### Material shown
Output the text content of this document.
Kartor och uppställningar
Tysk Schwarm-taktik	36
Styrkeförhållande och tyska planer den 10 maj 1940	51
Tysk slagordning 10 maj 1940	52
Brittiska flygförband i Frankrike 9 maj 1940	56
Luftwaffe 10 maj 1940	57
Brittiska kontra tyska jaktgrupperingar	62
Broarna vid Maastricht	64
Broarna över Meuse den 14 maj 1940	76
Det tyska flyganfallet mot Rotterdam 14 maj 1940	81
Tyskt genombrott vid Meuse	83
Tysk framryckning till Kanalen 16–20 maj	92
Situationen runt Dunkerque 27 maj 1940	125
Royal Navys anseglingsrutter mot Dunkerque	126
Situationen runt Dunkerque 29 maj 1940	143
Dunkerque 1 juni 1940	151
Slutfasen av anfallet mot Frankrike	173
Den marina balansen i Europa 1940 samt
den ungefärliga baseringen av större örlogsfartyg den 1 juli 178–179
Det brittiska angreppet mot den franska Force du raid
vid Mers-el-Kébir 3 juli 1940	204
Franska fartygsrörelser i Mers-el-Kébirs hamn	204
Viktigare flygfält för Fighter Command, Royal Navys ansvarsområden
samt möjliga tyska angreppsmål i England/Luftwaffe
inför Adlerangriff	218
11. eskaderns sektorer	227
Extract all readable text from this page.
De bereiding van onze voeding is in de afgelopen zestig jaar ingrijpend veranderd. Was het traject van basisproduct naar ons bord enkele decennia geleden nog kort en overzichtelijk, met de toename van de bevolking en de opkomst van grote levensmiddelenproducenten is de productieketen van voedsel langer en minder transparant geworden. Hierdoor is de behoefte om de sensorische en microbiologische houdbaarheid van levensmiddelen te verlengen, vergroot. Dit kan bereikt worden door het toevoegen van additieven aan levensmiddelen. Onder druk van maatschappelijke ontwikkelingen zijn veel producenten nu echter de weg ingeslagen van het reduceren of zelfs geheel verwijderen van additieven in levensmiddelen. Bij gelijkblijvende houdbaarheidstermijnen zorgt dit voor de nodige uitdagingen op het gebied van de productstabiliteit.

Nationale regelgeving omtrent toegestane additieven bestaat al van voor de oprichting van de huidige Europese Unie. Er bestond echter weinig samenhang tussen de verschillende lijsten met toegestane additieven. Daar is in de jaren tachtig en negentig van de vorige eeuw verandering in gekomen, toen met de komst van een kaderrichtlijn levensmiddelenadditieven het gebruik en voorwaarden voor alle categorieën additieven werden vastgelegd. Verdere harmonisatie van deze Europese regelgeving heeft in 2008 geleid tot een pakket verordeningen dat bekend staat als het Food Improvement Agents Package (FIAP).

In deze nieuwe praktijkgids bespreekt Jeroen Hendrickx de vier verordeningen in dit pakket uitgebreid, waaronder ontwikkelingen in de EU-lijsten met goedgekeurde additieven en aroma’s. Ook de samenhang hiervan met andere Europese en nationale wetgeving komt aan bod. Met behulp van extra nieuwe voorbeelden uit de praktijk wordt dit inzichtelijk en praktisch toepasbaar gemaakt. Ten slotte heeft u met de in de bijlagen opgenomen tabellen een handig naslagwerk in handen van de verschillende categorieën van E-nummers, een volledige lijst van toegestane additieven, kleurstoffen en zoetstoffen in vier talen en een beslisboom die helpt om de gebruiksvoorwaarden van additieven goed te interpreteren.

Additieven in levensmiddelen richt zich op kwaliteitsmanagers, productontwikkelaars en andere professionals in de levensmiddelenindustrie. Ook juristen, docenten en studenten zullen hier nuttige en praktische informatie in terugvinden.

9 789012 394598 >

### Problem
What lines in the material above contain the word "juli"? Copy them out.

### Task result
den ungefärliga baseringen av större örlogsfartyg den 1 juli 178–179
vid Mers-el-Kébir 3 juli 1940	204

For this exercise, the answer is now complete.